[Your objective]: Which lines hold the string "Score"? Copy every one of them.

Data extracted from a collection:
* start *

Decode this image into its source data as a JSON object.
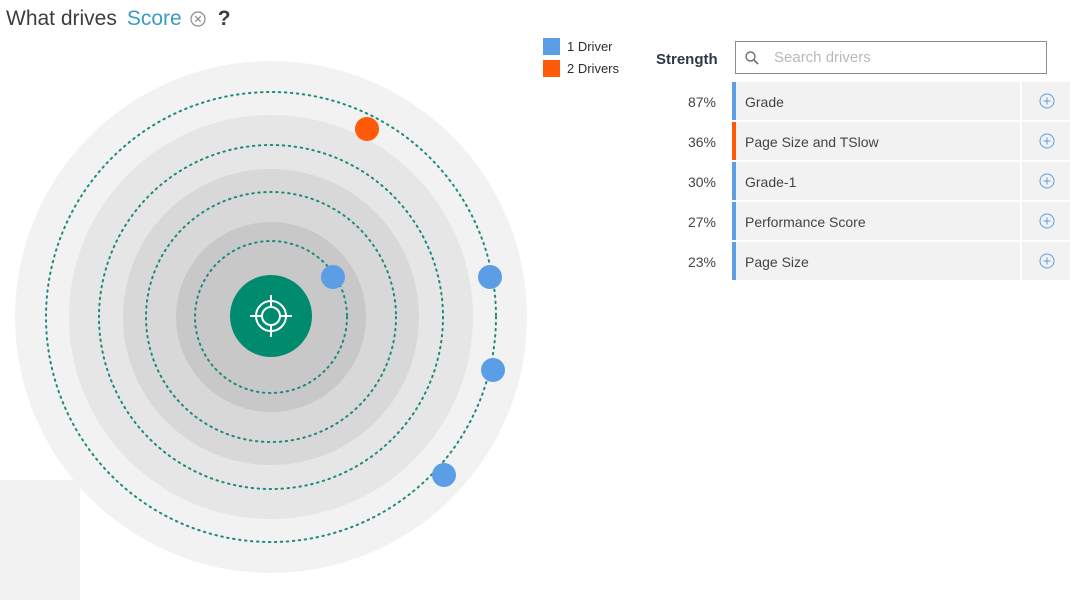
{
  "header": {
    "lead": "What drives",
    "target": "Score",
    "question_mark": "?",
    "clear_icon": "close-circle-icon"
  },
  "legend": [
    {
      "label": "1 Driver",
      "color": "#5b9ee6"
    },
    {
      "label": "2 Drivers",
      "color": "#ff5a0a"
    }
  ],
  "strength_title": "Strength",
  "search": {
    "placeholder": "Search drivers",
    "value": "",
    "icon": "search-icon"
  },
  "drivers": [
    {
      "pct": "87%",
      "name": "Grade",
      "type": "1 Driver",
      "bar_color": "#5b9ee6"
    },
    {
      "pct": "36%",
      "name": "Page Size and TSlow",
      "type": "2 Drivers",
      "bar_color": "#ff5a0a"
    },
    {
      "pct": "30%",
      "name": "Grade-1",
      "type": "1 Driver",
      "bar_color": "#5b9ee6"
    },
    {
      "pct": "27%",
      "name": "Performance Score",
      "type": "1 Driver",
      "bar_color": "#5b9ee6"
    },
    {
      "pct": "23%",
      "name": "Page Size",
      "type": "1 Driver",
      "bar_color": "#5b9ee6"
    }
  ],
  "visualization": {
    "center_icon": "target-crosshair-icon",
    "center_color": "#008a6e",
    "orbit_color": "#1d8a7e",
    "ring_colors": [
      "#f2f2f2",
      "#e6e6e6",
      "#d8d8d8",
      "#c8c8c8"
    ]
  },
  "colors": {
    "accent_blue": "#3a9bc4",
    "driver_single": "#5b9ee6",
    "driver_double": "#ff5a0a"
  }
}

* end *

[Right answer]:
    "target": "Score",
      "name": "Performance Score",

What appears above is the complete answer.